Data entries for graphics:
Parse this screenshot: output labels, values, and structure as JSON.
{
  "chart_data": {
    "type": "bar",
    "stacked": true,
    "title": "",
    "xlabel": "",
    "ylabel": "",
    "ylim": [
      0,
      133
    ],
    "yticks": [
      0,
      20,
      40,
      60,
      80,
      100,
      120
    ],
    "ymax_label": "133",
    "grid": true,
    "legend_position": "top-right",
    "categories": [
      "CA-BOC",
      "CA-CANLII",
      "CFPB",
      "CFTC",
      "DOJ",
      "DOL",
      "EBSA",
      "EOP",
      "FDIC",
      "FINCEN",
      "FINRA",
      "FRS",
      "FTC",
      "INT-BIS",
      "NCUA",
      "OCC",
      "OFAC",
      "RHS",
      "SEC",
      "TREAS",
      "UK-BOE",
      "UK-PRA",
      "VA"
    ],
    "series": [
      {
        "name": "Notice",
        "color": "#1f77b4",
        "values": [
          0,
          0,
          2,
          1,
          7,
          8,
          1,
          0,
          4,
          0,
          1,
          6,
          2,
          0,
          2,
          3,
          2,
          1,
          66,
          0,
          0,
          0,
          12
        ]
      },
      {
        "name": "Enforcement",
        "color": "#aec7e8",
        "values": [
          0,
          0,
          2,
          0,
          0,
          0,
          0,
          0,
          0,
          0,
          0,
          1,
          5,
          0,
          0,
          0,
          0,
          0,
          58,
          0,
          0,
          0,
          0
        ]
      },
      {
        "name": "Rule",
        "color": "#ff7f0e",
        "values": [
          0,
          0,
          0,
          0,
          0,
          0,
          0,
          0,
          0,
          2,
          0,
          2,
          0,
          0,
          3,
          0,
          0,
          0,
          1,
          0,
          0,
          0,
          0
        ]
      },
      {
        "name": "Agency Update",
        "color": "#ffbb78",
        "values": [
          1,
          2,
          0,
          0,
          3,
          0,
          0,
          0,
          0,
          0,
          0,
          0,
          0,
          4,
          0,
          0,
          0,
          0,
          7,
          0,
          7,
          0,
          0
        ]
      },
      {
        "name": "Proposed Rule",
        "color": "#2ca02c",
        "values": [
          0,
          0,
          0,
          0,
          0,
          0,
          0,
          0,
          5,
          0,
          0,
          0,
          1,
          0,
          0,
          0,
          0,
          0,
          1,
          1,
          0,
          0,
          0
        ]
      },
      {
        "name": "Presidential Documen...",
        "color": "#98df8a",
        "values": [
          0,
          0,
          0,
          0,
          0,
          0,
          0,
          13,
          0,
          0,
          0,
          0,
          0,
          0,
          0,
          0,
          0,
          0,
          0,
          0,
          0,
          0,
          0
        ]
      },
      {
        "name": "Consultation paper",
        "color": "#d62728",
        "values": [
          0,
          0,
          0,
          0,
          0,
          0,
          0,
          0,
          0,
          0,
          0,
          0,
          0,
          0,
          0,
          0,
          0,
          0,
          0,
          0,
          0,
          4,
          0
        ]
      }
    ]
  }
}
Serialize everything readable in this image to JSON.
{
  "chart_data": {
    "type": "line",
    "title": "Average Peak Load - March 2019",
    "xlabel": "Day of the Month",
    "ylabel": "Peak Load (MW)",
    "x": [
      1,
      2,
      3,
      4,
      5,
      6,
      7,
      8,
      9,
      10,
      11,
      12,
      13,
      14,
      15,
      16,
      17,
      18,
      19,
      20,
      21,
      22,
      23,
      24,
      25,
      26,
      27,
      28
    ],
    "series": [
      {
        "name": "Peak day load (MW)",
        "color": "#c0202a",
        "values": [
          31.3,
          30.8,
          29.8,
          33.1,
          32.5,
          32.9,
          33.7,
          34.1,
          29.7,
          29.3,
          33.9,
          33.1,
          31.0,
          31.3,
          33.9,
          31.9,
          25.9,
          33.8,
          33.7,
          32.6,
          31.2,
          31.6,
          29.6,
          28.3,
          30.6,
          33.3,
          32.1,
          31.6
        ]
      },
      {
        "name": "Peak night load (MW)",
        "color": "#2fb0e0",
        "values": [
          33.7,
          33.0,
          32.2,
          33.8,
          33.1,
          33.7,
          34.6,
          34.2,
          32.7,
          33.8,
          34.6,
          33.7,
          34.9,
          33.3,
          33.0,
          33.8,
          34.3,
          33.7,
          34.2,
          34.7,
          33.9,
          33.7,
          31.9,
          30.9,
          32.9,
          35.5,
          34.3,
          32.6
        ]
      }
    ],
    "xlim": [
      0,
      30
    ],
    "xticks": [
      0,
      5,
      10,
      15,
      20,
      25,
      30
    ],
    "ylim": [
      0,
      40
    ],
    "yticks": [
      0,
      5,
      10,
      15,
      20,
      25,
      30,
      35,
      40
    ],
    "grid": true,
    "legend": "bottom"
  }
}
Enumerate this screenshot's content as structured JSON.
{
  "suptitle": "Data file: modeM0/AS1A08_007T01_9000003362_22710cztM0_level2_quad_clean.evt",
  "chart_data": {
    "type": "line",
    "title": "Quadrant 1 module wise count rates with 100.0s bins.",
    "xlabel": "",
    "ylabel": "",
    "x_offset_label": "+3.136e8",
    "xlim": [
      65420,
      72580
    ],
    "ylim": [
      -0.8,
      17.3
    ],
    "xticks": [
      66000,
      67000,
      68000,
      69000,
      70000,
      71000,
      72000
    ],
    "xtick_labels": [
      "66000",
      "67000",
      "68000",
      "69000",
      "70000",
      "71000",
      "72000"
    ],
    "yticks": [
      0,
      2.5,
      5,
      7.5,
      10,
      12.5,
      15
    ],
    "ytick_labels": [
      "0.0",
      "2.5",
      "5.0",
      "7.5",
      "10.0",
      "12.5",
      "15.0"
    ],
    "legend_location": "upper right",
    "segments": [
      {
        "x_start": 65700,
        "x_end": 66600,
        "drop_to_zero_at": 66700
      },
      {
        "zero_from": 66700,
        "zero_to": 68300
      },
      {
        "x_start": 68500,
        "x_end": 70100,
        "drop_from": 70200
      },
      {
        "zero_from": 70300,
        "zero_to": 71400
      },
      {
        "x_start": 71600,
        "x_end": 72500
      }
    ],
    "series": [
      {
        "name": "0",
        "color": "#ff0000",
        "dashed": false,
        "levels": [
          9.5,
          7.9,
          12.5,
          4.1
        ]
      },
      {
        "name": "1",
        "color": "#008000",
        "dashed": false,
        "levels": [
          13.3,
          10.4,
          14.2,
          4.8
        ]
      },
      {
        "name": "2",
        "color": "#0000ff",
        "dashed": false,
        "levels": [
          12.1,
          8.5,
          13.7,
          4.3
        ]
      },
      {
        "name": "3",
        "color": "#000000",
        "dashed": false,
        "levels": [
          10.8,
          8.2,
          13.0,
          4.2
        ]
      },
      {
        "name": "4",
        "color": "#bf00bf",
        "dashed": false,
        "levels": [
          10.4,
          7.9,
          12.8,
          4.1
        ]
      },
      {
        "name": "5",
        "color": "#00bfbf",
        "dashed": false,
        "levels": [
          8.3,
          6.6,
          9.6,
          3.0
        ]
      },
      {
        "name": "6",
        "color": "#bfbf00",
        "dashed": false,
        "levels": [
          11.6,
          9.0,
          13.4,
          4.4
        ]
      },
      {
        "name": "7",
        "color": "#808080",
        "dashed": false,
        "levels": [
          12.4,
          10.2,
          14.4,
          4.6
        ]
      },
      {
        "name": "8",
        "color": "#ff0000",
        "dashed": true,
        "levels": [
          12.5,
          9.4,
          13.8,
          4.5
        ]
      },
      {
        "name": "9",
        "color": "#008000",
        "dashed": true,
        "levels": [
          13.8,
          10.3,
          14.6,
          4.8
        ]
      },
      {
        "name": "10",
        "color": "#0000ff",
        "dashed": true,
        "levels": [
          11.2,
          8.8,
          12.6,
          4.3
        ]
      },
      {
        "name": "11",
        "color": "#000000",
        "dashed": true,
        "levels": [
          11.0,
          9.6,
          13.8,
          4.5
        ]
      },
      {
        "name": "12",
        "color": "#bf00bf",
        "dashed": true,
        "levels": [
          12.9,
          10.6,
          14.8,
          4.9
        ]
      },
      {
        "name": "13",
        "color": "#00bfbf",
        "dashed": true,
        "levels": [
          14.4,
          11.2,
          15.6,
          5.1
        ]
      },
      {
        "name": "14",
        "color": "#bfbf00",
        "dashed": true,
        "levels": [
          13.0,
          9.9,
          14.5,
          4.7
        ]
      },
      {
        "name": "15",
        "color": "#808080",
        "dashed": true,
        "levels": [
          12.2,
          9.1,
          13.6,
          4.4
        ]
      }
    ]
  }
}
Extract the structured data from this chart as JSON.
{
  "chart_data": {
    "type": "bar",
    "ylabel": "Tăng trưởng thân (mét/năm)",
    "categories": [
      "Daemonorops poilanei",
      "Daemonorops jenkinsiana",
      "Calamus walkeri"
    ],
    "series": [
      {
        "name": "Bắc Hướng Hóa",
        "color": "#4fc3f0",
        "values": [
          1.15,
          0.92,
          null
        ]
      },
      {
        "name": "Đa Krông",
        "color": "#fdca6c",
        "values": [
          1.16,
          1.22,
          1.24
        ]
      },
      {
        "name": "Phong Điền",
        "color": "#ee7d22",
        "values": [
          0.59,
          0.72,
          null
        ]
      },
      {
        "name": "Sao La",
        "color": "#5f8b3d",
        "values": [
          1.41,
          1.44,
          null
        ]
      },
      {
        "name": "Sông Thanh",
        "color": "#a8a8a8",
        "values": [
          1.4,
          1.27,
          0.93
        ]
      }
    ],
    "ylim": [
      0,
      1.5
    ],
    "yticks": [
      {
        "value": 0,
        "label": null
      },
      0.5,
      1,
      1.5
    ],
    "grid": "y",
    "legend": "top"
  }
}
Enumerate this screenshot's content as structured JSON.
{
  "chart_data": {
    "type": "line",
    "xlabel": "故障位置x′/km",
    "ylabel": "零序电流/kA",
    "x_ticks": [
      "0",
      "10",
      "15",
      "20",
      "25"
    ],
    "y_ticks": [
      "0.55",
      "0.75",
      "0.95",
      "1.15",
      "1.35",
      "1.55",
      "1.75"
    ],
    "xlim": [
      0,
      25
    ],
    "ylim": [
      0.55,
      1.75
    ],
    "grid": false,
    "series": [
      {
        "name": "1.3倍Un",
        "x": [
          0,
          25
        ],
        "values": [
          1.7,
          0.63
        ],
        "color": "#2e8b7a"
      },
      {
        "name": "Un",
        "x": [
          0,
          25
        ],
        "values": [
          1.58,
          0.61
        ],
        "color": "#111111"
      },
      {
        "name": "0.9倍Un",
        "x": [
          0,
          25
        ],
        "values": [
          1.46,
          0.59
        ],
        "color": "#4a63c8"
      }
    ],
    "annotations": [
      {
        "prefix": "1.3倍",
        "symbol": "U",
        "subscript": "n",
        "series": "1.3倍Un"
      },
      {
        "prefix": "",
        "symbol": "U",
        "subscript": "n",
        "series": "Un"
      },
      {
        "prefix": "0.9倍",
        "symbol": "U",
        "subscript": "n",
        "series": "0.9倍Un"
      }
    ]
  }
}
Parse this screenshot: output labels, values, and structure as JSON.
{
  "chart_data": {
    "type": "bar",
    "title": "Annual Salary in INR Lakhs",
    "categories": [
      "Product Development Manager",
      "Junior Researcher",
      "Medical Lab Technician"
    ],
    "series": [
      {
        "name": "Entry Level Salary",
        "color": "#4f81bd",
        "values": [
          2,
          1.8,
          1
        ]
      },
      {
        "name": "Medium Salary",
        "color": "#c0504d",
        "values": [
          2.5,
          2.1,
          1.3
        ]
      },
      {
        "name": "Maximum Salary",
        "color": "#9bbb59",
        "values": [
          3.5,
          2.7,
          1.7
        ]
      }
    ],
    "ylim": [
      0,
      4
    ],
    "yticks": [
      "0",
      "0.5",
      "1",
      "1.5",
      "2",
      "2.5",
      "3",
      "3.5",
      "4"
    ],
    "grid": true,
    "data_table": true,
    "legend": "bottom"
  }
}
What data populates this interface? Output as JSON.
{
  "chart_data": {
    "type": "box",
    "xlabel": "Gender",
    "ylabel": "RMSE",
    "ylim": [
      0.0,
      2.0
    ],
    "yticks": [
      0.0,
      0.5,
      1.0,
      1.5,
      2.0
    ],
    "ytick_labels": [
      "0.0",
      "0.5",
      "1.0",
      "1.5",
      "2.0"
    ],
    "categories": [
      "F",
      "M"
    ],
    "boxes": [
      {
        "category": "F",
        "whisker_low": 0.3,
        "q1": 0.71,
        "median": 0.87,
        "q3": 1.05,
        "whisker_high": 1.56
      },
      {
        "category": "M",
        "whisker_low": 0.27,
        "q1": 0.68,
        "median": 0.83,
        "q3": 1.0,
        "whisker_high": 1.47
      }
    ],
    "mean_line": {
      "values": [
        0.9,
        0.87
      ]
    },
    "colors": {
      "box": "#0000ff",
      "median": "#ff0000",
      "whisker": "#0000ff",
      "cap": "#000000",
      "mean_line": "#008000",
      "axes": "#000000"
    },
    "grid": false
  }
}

**PROMPT:**
Output the line that contains "What data populates", followed by every later line in the listing, with no line omitted and none added.

**THE OUTPUT:**
What data populates this interface? Output as JSON.
{
  "chart_data": {
    "type": "box",
    "xlabel": "Gender",
    "ylabel": "RMSE",
    "ylim": [
      0.0,
      2.0
    ],
    "yticks": [
      0.0,
      0.5,
      1.0,
      1.5,
      2.0
    ],
    "ytick_labels": [
      "0.0",
      "0.5",
      "1.0",
      "1.5",
      "2.0"
    ],
    "categories": [
      "F",
      "M"
    ],
    "boxes": [
      {
        "category": "F",
        "whisker_low": 0.3,
        "q1": 0.71,
        "median": 0.87,
        "q3": 1.05,
        "whisker_high": 1.56
      },
      {
        "category": "M",
        "whisker_low": 0.27,
        "q1": 0.68,
        "median": 0.83,
        "q3": 1.0,
        "whisker_high": 1.47
      }
    ],
    "mean_line": {
      "values": [
        0.9,
        0.87
      ]
    },
    "colors": {
      "box": "#0000ff",
      "median": "#ff0000",
      "whisker": "#0000ff",
      "cap": "#000000",
      "mean_line": "#008000",
      "axes": "#000000"
    },
    "grid": false
  }
}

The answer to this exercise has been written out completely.